* start *

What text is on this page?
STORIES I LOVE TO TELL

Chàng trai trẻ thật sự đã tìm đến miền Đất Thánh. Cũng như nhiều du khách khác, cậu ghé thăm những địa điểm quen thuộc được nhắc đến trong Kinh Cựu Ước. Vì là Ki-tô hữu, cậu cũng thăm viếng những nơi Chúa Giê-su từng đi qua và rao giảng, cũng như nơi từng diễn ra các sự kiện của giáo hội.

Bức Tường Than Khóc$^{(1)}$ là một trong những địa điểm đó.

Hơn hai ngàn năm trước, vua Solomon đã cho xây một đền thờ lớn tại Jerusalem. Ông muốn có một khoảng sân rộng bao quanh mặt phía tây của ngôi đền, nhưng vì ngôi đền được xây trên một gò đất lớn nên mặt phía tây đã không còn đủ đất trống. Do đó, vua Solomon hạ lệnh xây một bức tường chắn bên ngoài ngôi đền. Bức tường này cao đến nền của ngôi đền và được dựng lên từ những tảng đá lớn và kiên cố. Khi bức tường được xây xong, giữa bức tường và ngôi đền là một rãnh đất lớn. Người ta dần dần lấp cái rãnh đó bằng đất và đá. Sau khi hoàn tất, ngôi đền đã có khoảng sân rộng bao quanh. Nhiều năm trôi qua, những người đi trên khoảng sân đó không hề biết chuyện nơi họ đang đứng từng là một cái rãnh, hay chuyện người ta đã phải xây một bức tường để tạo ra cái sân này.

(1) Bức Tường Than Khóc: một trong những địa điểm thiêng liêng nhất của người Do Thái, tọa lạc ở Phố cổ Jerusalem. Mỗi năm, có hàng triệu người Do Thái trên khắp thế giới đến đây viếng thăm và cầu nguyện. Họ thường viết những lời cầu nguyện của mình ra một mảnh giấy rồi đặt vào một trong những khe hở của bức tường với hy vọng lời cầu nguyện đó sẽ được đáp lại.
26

* end *

Set down the listing in full, keeping every word exactly as it is.

What text is on this page?
STORIES I LOVE TO TELL

Chàng trai trẻ thật sự đã tìm đến miền Đất Thánh. Cũng như nhiều du khách khác, cậu ghé thăm những địa điểm quen thuộc được nhắc đến trong Kinh Cựu Ước. Vì là Ki-tô hữu, cậu cũng thăm viếng những nơi Chúa Giê-su từng đi qua và rao giảng, cũng như nơi từng diễn ra các sự kiện của giáo hội.

Bức Tường Than Khóc$^{(1)}$ là một trong những địa điểm đó.

Hơn hai ngàn năm trước, vua Solomon đã cho xây một đền thờ lớn tại Jerusalem. Ông muốn có một khoảng sân rộng bao quanh mặt phía tây của ngôi đền, nhưng vì ngôi đền được xây trên một gò đất lớn nên mặt phía tây đã không còn đủ đất trống. Do đó, vua Solomon hạ lệnh xây một bức tường chắn bên ngoài ngôi đền. Bức tường này cao đến nền của ngôi đền và được dựng lên từ những tảng đá lớn và kiên cố. Khi bức tường được xây xong, giữa bức tường và ngôi đền là một rãnh đất lớn. Người ta dần dần lấp cái rãnh đó bằng đất và đá. Sau khi hoàn tất, ngôi đền đã có khoảng sân rộng bao quanh. Nhiều năm trôi qua, những người đi trên khoảng sân đó không hề biết chuyện nơi họ đang đứng từng là một cái rãnh, hay chuyện người ta đã phải xây một bức tường để tạo ra cái sân này.

(1) Bức Tường Than Khóc: một trong những địa điểm thiêng liêng nhất của người Do Thái, tọa lạc ở Phố cổ Jerusalem. Mỗi năm, có hàng triệu người Do Thái trên khắp thế giới đến đây viếng thăm và cầu nguyện. Họ thường viết những lời cầu nguyện của mình ra một mảnh giấy rồi đặt vào một trong những khe hở của bức tường với hy vọng lời cầu nguyện đó sẽ được đáp lại.
26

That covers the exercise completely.